# What this task involves
Every line below should be repeated exactly.

Recorded data:
** begin **
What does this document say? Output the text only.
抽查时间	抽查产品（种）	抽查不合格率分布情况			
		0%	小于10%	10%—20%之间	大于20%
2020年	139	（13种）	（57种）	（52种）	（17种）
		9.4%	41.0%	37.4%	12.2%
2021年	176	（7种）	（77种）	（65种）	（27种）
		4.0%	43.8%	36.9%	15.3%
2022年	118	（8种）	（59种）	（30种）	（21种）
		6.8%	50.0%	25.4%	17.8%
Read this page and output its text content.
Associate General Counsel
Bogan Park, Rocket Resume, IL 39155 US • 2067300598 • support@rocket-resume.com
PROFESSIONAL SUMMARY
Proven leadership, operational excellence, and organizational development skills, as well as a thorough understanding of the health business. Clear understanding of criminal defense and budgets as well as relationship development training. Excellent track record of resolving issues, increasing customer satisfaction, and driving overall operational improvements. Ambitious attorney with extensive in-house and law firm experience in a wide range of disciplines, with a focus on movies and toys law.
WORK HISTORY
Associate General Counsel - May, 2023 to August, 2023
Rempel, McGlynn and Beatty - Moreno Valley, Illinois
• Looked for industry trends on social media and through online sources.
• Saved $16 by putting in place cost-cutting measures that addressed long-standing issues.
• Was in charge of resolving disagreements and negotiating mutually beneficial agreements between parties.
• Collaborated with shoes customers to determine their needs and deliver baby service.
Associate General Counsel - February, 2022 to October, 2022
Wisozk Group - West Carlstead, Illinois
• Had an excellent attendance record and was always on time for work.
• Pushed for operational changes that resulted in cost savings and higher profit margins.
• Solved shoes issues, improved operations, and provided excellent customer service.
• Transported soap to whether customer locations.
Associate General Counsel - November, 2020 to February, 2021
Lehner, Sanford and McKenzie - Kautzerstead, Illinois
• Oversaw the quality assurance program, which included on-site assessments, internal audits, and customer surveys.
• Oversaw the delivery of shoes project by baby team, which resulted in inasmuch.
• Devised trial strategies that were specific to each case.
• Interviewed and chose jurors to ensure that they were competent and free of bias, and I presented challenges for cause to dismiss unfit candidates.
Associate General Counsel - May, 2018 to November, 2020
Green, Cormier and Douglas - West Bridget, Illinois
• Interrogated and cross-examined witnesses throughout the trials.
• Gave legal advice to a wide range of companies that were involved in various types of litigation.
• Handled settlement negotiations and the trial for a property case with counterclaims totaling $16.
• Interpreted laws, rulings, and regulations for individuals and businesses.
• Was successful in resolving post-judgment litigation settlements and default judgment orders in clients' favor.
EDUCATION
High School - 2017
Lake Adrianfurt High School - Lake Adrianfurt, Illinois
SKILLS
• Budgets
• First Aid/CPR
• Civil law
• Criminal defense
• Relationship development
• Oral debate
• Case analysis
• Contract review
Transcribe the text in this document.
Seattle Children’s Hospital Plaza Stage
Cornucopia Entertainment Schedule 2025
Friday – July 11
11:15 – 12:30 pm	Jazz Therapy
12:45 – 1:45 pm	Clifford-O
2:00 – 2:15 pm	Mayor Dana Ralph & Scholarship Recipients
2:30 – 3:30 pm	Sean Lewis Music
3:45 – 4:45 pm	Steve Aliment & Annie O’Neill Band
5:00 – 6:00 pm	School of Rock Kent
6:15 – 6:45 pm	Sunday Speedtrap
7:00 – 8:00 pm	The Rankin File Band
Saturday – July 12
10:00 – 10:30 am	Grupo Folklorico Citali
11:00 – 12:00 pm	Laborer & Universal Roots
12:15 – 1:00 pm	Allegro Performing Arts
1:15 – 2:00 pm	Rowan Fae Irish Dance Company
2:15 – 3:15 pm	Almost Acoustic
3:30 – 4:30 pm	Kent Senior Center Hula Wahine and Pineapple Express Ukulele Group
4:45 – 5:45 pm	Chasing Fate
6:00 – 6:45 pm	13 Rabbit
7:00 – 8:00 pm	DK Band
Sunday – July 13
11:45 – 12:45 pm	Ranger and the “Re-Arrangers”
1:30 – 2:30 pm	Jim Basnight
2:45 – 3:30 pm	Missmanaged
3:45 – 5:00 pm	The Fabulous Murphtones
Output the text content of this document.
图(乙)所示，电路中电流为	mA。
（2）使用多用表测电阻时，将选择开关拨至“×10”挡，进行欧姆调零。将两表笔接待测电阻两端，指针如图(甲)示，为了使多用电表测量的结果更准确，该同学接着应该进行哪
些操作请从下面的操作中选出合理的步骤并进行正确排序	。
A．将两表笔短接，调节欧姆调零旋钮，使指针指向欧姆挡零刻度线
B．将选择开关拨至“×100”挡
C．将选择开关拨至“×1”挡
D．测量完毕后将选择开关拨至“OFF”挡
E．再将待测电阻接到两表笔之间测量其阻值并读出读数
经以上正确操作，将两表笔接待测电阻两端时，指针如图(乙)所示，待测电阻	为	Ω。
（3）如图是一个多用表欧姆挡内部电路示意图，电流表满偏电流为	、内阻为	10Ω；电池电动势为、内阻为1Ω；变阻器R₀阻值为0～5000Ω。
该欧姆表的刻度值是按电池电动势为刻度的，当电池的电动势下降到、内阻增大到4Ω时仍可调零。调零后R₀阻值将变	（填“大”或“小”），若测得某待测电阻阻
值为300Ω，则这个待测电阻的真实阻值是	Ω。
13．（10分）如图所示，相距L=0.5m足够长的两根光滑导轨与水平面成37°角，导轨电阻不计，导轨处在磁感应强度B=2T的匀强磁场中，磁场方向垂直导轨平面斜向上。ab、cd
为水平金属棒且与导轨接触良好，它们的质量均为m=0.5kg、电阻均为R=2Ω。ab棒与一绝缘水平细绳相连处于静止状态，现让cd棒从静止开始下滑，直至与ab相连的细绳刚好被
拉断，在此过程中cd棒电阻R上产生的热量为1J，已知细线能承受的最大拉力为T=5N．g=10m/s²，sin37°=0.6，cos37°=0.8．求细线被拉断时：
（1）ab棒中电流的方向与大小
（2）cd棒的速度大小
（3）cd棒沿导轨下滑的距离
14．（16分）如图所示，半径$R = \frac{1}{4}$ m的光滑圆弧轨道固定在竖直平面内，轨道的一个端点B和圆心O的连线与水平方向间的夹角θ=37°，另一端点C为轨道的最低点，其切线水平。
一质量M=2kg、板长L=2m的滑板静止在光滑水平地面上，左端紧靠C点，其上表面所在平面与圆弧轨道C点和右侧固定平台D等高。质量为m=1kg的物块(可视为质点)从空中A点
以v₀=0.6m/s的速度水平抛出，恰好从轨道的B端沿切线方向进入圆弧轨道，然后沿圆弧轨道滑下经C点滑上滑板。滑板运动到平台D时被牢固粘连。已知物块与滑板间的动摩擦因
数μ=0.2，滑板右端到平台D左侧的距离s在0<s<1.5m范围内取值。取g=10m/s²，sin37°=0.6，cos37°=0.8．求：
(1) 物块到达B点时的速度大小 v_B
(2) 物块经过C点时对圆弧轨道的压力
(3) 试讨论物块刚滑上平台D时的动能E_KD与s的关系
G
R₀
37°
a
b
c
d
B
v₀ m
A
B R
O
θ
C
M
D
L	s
** end **
# Result for this task
What does this document say? Output the text only.
抽查时间	抽查产品（种）	抽查不合格率分布情况			
		0%	小于10%	10%—20%之间	大于20%
2020年	139	（13种）	（57种）	（52种）	（17种）
		9.4%	41.0%	37.4%	12.2%
2021年	176	（7种）	（77种）	（65种）	（27种）
		4.0%	43.8%	36.9%	15.3%
2022年	118	（8种）	（59种）	（30种）	（21种）
		6.8%	50.0%	25.4%	17.8%
Read this page and output its text content.
Associate General Counsel
Bogan Park, Rocket Resume, IL 39155 US • 2067300598 • support@rocket-resume.com
PROFESSIONAL SUMMARY
Proven leadership, operational excellence, and organizational development skills, as well as a thorough understanding of the health business. Clear understanding of criminal defense and budgets as well as relationship development training. Excellent track record of resolving issues, increasing customer satisfaction, and driving overall operational improvements. Ambitious attorney with extensive in-house and law firm experience in a wide range of disciplines, with a focus on movies and toys law.
WORK HISTORY
Associate General Counsel - May, 2023 to August, 2023
Rempel, McGlynn and Beatty - Moreno Valley, Illinois
• Looked for industry trends on social media and through online sources.
• Saved $16 by putting in place cost-cutting measures that addressed long-standing issues.
• Was in charge of resolving disagreements and negotiating mutually beneficial agreements between parties.
• Collaborated with shoes customers to determine their needs and deliver baby service.
Associate General Counsel - February, 2022 to October, 2022
Wisozk Group - West Carlstead, Illinois
• Had an excellent attendance record and was always on time for work.
• Pushed for operational changes that resulted in cost savings and higher profit margins.
• Solved shoes issues, improved operations, and provided excellent customer service.
• Transported soap to whether customer locations.
Associate General Counsel - November, 2020 to February, 2021
Lehner, Sanford and McKenzie - Kautzerstead, Illinois
• Oversaw the quality assurance program, which included on-site assessments, internal audits, and customer surveys.
• Oversaw the delivery of shoes project by baby team, which resulted in inasmuch.
• Devised trial strategies that were specific to each case.
• Interviewed and chose jurors to ensure that they were competent and free of bias, and I presented challenges for cause to dismiss unfit candidates.
Associate General Counsel - May, 2018 to November, 2020
Green, Cormier and Douglas - West Bridget, Illinois
• Interrogated and cross-examined witnesses throughout the trials.
• Gave legal advice to a wide range of companies that were involved in various types of litigation.
• Handled settlement negotiations and the trial for a property case with counterclaims totaling $16.
• Interpreted laws, rulings, and regulations for individuals and businesses.
• Was successful in resolving post-judgment litigation settlements and default judgment orders in clients' favor.
EDUCATION
High School - 2017
Lake Adrianfurt High School - Lake Adrianfurt, Illinois
SKILLS
• Budgets
• First Aid/CPR
• Civil law
• Criminal defense
• Relationship development
• Oral debate
• Case analysis
• Contract review
Transcribe the text in this document.
Seattle Children’s Hospital Plaza Stage
Cornucopia Entertainment Schedule 2025
Friday – July 11
11:15 – 12:30 pm	Jazz Therapy
12:45 – 1:45 pm	Clifford-O
2:00 – 2:15 pm	Mayor Dana Ralph & Scholarship Recipients
2:30 – 3:30 pm	Sean Lewis Music
3:45 – 4:45 pm	Steve Aliment & Annie O’Neill Band
5:00 – 6:00 pm	School of Rock Kent
6:15 – 6:45 pm	Sunday Speedtrap
7:00 – 8:00 pm	The Rankin File Band
Saturday – July 12
10:00 – 10:30 am	Grupo Folklorico Citali
11:00 – 12:00 pm	Laborer & Universal Roots
12:15 – 1:00 pm	Allegro Performing Arts
1:15 – 2:00 pm	Rowan Fae Irish Dance Company
2:15 – 3:15 pm	Almost Acoustic
3:30 – 4:30 pm	Kent Senior Center Hula Wahine and Pineapple Express Ukulele Group
4:45 – 5:45 pm	Chasing Fate
6:00 – 6:45 pm	13 Rabbit
7:00 – 8:00 pm	DK Band
Sunday – July 13
11:45 – 12:45 pm	Ranger and the “Re-Arrangers”
1:30 – 2:30 pm	Jim Basnight
2:45 – 3:30 pm	Missmanaged
3:45 – 5:00 pm	The Fabulous Murphtones
Output the text content of this document.
图(乙)所示，电路中电流为	mA。
（2）使用多用表测电阻时，将选择开关拨至“×10”挡，进行欧姆调零。将两表笔接待测电阻两端，指针如图(甲)示，为了使多用电表测量的结果更准确，该同学接着应该进行哪
些操作请从下面的操作中选出合理的步骤并进行正确排序	。
A．将两表笔短接，调节欧姆调零旋钮，使指针指向欧姆挡零刻度线
B．将选择开关拨至“×100”挡
C．将选择开关拨至“×1”挡
D．测量完毕后将选择开关拨至“OFF”挡
E．再将待测电阻接到两表笔之间测量其阻值并读出读数
经以上正确操作，将两表笔接待测电阻两端时，指针如图(乙)所示，待测电阻	为	Ω。
（3）如图是一个多用表欧姆挡内部电路示意图，电流表满偏电流为	、内阻为	10Ω；电池电动势为、内阻为1Ω；变阻器R₀阻值为0～5000Ω。
该欧姆表的刻度值是按电池电动势为刻度的，当电池的电动势下降到、内阻增大到4Ω时仍可调零。调零后R₀阻值将变	（填“大”或“小”），若测得某待测电阻阻
值为300Ω，则这个待测电阻的真实阻值是	Ω。
13．（10分）如图所示，相距L=0.5m足够长的两根光滑导轨与水平面成37°角，导轨电阻不计，导轨处在磁感应强度B=2T的匀强磁场中，磁场方向垂直导轨平面斜向上。ab、cd
为水平金属棒且与导轨接触良好，它们的质量均为m=0.5kg、电阻均为R=2Ω。ab棒与一绝缘水平细绳相连处于静止状态，现让cd棒从静止开始下滑，直至与ab相连的细绳刚好被
拉断，在此过程中cd棒电阻R上产生的热量为1J，已知细线能承受的最大拉力为T=5N．g=10m/s²，sin37°=0.6，cos37°=0.8．求细线被拉断时：
（1）ab棒中电流的方向与大小
（2）cd棒的速度大小
（3）cd棒沿导轨下滑的距离
14．（16分）如图所示，半径$R = \frac{1}{4}$ m的光滑圆弧轨道固定在竖直平面内，轨道的一个端点B和圆心O的连线与水平方向间的夹角θ=37°，另一端点C为轨道的最低点，其切线水平。
一质量M=2kg、板长L=2m的滑板静止在光滑水平地面上，左端紧靠C点，其上表面所在平面与圆弧轨道C点和右侧固定平台D等高。质量为m=1kg的物块(可视为质点)从空中A点
以v₀=0.6m/s的速度水平抛出，恰好从轨道的B端沿切线方向进入圆弧轨道，然后沿圆弧轨道滑下经C点滑上滑板。滑板运动到平台D时被牢固粘连。已知物块与滑板间的动摩擦因
数μ=0.2，滑板右端到平台D左侧的距离s在0<s<1.5m范围内取值。取g=10m/s²，sin37°=0.6，cos37°=0.8．求：
(1) 物块到达B点时的速度大小 v_B
(2) 物块经过C点时对圆弧轨道的压力
(3) 试讨论物块刚滑上平台D时的动能E_KD与s的关系
G
R₀
37°
a
b
c
d
B
v₀ m
A
B R
O
θ
C
M
D
L	s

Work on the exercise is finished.